Records from a collection:

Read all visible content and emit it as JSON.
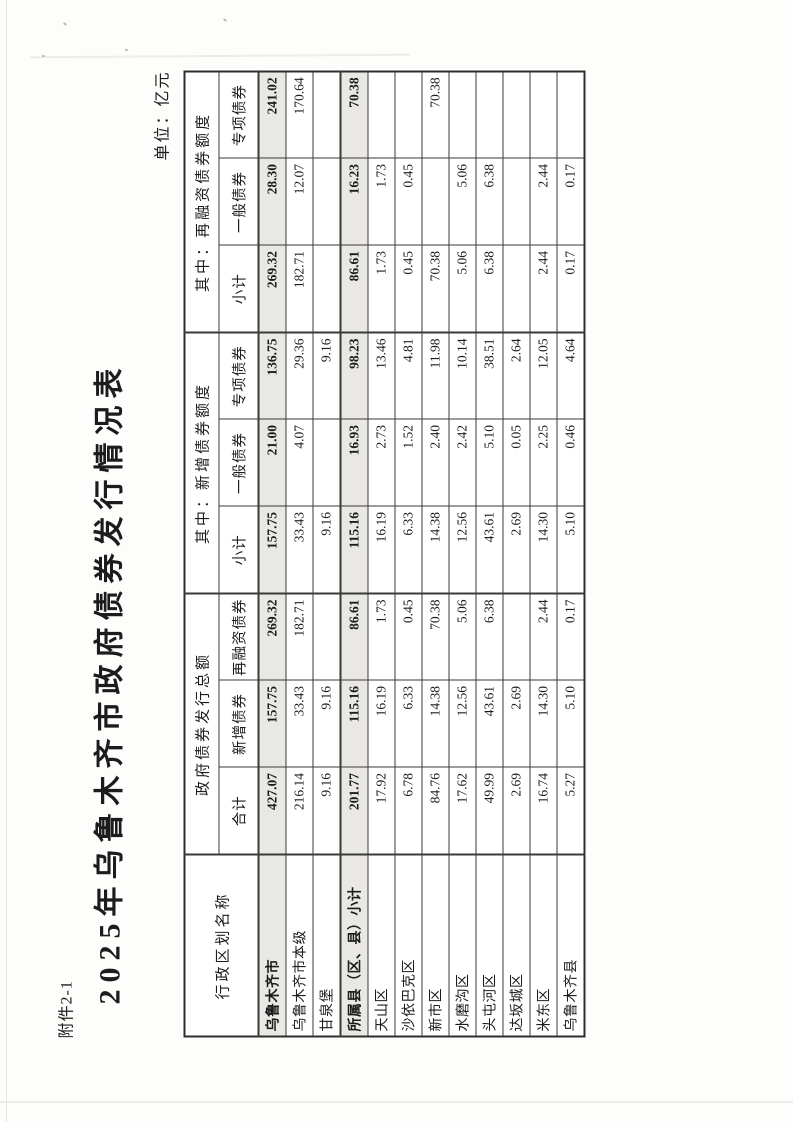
{
  "document": {
    "attachment_label": "附件2-1",
    "title": "2025年乌鲁木齐市政府债券发行情况表",
    "unit_label": "单位：亿元"
  },
  "colors": {
    "ink": "#1c1c1c",
    "table_border": "#3a3a3a",
    "bold_row_shading": "#e9e8e4",
    "paper": "#fdfdfb"
  },
  "table": {
    "name_header": "行政区划名称",
    "groups": [
      {
        "label": "政府债券发行总额",
        "subheaders": [
          "合计",
          "新增债券",
          "再融资债券"
        ]
      },
      {
        "label": "其中：新增债券额度",
        "subheaders": [
          "小计",
          "一般债券",
          "专项债券"
        ]
      },
      {
        "label": "其中：再融资债券额度",
        "subheaders": [
          "小计",
          "一般债券",
          "专项债券"
        ]
      }
    ],
    "rows": [
      {
        "name": "乌鲁木齐市",
        "bold": true,
        "values": [
          "427.07",
          "157.75",
          "269.32",
          "157.75",
          "21.00",
          "136.75",
          "269.32",
          "28.30",
          "241.02"
        ]
      },
      {
        "name": "乌鲁木齐市本级",
        "bold": false,
        "values": [
          "216.14",
          "33.43",
          "182.71",
          "33.43",
          "4.07",
          "29.36",
          "182.71",
          "12.07",
          "170.64"
        ]
      },
      {
        "name": "甘泉堡",
        "bold": false,
        "values": [
          "9.16",
          "9.16",
          "",
          "9.16",
          "",
          "9.16",
          "",
          "",
          ""
        ]
      },
      {
        "name": "所属县（区、县）小计",
        "bold": true,
        "values": [
          "201.77",
          "115.16",
          "86.61",
          "115.16",
          "16.93",
          "98.23",
          "86.61",
          "16.23",
          "70.38"
        ]
      },
      {
        "name": "天山区",
        "bold": false,
        "values": [
          "17.92",
          "16.19",
          "1.73",
          "16.19",
          "2.73",
          "13.46",
          "1.73",
          "1.73",
          ""
        ]
      },
      {
        "name": "沙依巴克区",
        "bold": false,
        "values": [
          "6.78",
          "6.33",
          "0.45",
          "6.33",
          "1.52",
          "4.81",
          "0.45",
          "0.45",
          ""
        ]
      },
      {
        "name": "新市区",
        "bold": false,
        "values": [
          "84.76",
          "14.38",
          "70.38",
          "14.38",
          "2.40",
          "11.98",
          "70.38",
          "",
          "70.38"
        ]
      },
      {
        "name": "水磨沟区",
        "bold": false,
        "values": [
          "17.62",
          "12.56",
          "5.06",
          "12.56",
          "2.42",
          "10.14",
          "5.06",
          "5.06",
          ""
        ]
      },
      {
        "name": "头屯河区",
        "bold": false,
        "values": [
          "49.99",
          "43.61",
          "6.38",
          "43.61",
          "5.10",
          "38.51",
          "6.38",
          "6.38",
          ""
        ]
      },
      {
        "name": "达坂城区",
        "bold": false,
        "values": [
          "2.69",
          "2.69",
          "",
          "2.69",
          "0.05",
          "2.64",
          "",
          "",
          ""
        ]
      },
      {
        "name": "米东区",
        "bold": false,
        "values": [
          "16.74",
          "14.30",
          "2.44",
          "14.30",
          "2.25",
          "12.05",
          "2.44",
          "2.44",
          ""
        ]
      },
      {
        "name": "乌鲁木齐县",
        "bold": false,
        "values": [
          "5.27",
          "5.10",
          "0.17",
          "5.10",
          "0.46",
          "4.64",
          "0.17",
          "0.17",
          ""
        ]
      }
    ]
  }
}
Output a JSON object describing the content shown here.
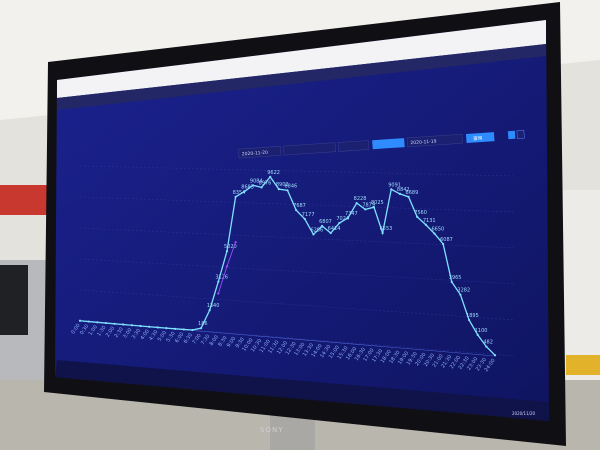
{
  "toolbar": {
    "start_date": "2020-11-20",
    "compare_date": "2020-11-19",
    "query_label": "查询"
  },
  "taskbar": {
    "clock_date": "2020/11/20"
  },
  "monitor_brand": "SONY",
  "colors": {
    "screen_bg": "#151a78",
    "series_main": "#7fe0ff",
    "series_compare": "#9a4dff",
    "button": "#2f8cff"
  },
  "chart_data": {
    "type": "line",
    "x": [
      "0:00",
      "0:30",
      "1:00",
      "1:30",
      "2:00",
      "2:30",
      "3:00",
      "3:30",
      "4:00",
      "4:30",
      "5:00",
      "5:30",
      "6:00",
      "6:30",
      "7:00",
      "7:30",
      "8:00",
      "8:30",
      "9:00",
      "9:30",
      "10:00",
      "10:30",
      "11:00",
      "11:30",
      "12:00",
      "12:30",
      "13:00",
      "13:30",
      "14:00",
      "14:30",
      "15:00",
      "15:30",
      "16:00",
      "16:30",
      "17:00",
      "17:30",
      "18:00",
      "18:30",
      "19:00",
      "19:30",
      "20:00",
      "20:30",
      "21:00",
      "21:30",
      "22:00",
      "22:30",
      "23:00",
      "23:30",
      "24:00"
    ],
    "series": [
      {
        "values": [
          15,
          12,
          10,
          9,
          8,
          7,
          7,
          6,
          6,
          7,
          9,
          12,
          18,
          30,
          186,
          1340,
          3126,
          5020,
          8354,
          8683,
          9084,
          8976,
          9622,
          8902,
          8846,
          7687,
          7177,
          6286,
          6807,
          6414,
          7024,
          7347,
          8228,
          7879,
          8025,
          6553,
          9091,
          8842,
          8689,
          7560,
          7131,
          6650,
          6087,
          3965,
          3282,
          1895,
          1100,
          482,
          43
        ]
      },
      {
        "values": [
          null,
          null,
          null,
          null,
          null,
          null,
          null,
          null,
          null,
          null,
          null,
          null,
          null,
          null,
          null,
          null,
          2400,
          4100,
          5600,
          null,
          null,
          null,
          null,
          null,
          null,
          null,
          null,
          null,
          null,
          null,
          null,
          null,
          null,
          null,
          null,
          null,
          null,
          null,
          null,
          null,
          null,
          null,
          null,
          null,
          null,
          null,
          null,
          null,
          null
        ]
      }
    ],
    "ylim": [
      0,
      10000
    ],
    "grid": true
  }
}
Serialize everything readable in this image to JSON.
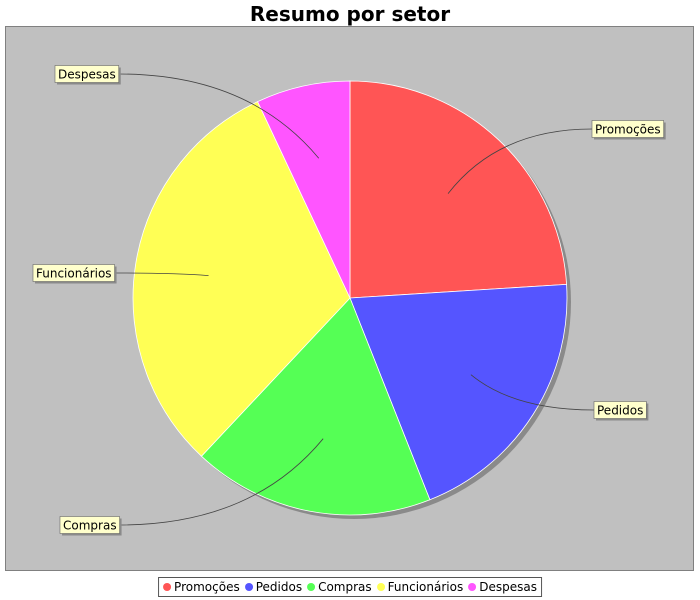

### [TASK TO CARRY OUT]
Search the lines above for the string "JSON", then show every one that has it.

### [SOLUTION FOR THIS TASK]
Read all visible content and emit it as JSON.
Output a JSON object describing the content shown here.
Serialize everything readable in this image to JSON.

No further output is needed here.